▶ **Aim**
Reproduce the data in its entirety, exactly as supplied.

▶ **Records supplied**
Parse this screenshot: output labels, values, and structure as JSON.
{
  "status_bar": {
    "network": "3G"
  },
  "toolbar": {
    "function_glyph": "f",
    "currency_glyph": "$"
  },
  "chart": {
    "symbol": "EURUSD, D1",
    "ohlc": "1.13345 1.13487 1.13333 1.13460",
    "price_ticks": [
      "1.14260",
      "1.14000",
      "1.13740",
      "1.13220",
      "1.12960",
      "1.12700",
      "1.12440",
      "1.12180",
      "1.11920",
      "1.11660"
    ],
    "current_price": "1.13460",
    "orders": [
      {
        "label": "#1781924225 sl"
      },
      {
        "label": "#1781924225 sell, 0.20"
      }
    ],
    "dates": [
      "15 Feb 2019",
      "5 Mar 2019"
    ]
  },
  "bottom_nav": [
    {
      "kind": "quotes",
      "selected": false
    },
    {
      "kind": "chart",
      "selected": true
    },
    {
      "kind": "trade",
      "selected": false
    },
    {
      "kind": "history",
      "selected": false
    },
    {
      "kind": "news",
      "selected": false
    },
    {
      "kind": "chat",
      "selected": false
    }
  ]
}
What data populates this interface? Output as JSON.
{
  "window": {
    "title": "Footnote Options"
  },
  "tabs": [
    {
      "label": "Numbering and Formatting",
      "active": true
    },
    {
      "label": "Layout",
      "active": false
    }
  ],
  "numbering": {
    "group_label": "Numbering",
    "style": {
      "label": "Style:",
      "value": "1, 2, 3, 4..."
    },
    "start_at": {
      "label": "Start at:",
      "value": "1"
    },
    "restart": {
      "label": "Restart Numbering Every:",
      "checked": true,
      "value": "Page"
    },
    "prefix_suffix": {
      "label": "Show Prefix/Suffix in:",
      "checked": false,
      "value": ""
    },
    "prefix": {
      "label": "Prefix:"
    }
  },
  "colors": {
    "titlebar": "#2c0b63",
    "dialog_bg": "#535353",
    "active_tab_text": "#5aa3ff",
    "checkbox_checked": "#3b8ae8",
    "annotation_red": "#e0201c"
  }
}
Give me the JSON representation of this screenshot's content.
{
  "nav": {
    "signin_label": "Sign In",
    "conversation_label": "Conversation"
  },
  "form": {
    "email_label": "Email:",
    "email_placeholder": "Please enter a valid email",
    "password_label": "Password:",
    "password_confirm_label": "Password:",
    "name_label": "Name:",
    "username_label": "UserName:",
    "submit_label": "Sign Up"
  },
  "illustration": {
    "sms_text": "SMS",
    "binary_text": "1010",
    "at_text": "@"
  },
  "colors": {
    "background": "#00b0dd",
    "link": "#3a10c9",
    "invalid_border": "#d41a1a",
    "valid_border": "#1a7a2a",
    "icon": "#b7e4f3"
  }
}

▶ **The completed task**
Parse this screenshot: output labels, values, and structure as JSON.
{
  "status_bar": {
    "network": "3G"
  },
  "toolbar": {
    "function_glyph": "f",
    "currency_glyph": "$"
  },
  "chart": {
    "symbol": "EURUSD, D1",
    "ohlc": "1.13345 1.13487 1.13333 1.13460",
    "price_ticks": [
      "1.14260",
      "1.14000",
      "1.13740",
      "1.13220",
      "1.12960",
      "1.12700",
      "1.12440",
      "1.12180",
      "1.11920",
      "1.11660"
    ],
    "current_price": "1.13460",
    "orders": [
      {
        "label": "#1781924225 sl"
      },
      {
        "label": "#1781924225 sell, 0.20"
      }
    ],
    "dates": [
      "15 Feb 2019",
      "5 Mar 2019"
    ]
  },
  "bottom_nav": [
    {
      "kind": "quotes",
      "selected": false
    },
    {
      "kind": "chart",
      "selected": true
    },
    {
      "kind": "trade",
      "selected": false
    },
    {
      "kind": "history",
      "selected": false
    },
    {
      "kind": "news",
      "selected": false
    },
    {
      "kind": "chat",
      "selected": false
    }
  ]
}
What data populates this interface? Output as JSON.
{
  "window": {
    "title": "Footnote Options"
  },
  "tabs": [
    {
      "label": "Numbering and Formatting",
      "active": true
    },
    {
      "label": "Layout",
      "active": false
    }
  ],
  "numbering": {
    "group_label": "Numbering",
    "style": {
      "label": "Style:",
      "value": "1, 2, 3, 4..."
    },
    "start_at": {
      "label": "Start at:",
      "value": "1"
    },
    "restart": {
      "label": "Restart Numbering Every:",
      "checked": true,
      "value": "Page"
    },
    "prefix_suffix": {
      "label": "Show Prefix/Suffix in:",
      "checked": false,
      "value": ""
    },
    "prefix": {
      "label": "Prefix:"
    }
  },
  "colors": {
    "titlebar": "#2c0b63",
    "dialog_bg": "#535353",
    "active_tab_text": "#5aa3ff",
    "checkbox_checked": "#3b8ae8",
    "annotation_red": "#e0201c"
  }
}
Give me the JSON representation of this screenshot's content.
{
  "nav": {
    "signin_label": "Sign In",
    "conversation_label": "Conversation"
  },
  "form": {
    "email_label": "Email:",
    "email_placeholder": "Please enter a valid email",
    "password_label": "Password:",
    "password_confirm_label": "Password:",
    "name_label": "Name:",
    "username_label": "UserName:",
    "submit_label": "Sign Up"
  },
  "illustration": {
    "sms_text": "SMS",
    "binary_text": "1010",
    "at_text": "@"
  },
  "colors": {
    "background": "#00b0dd",
    "link": "#3a10c9",
    "invalid_border": "#d41a1a",
    "valid_border": "#1a7a2a",
    "icon": "#b7e4f3"
  }
}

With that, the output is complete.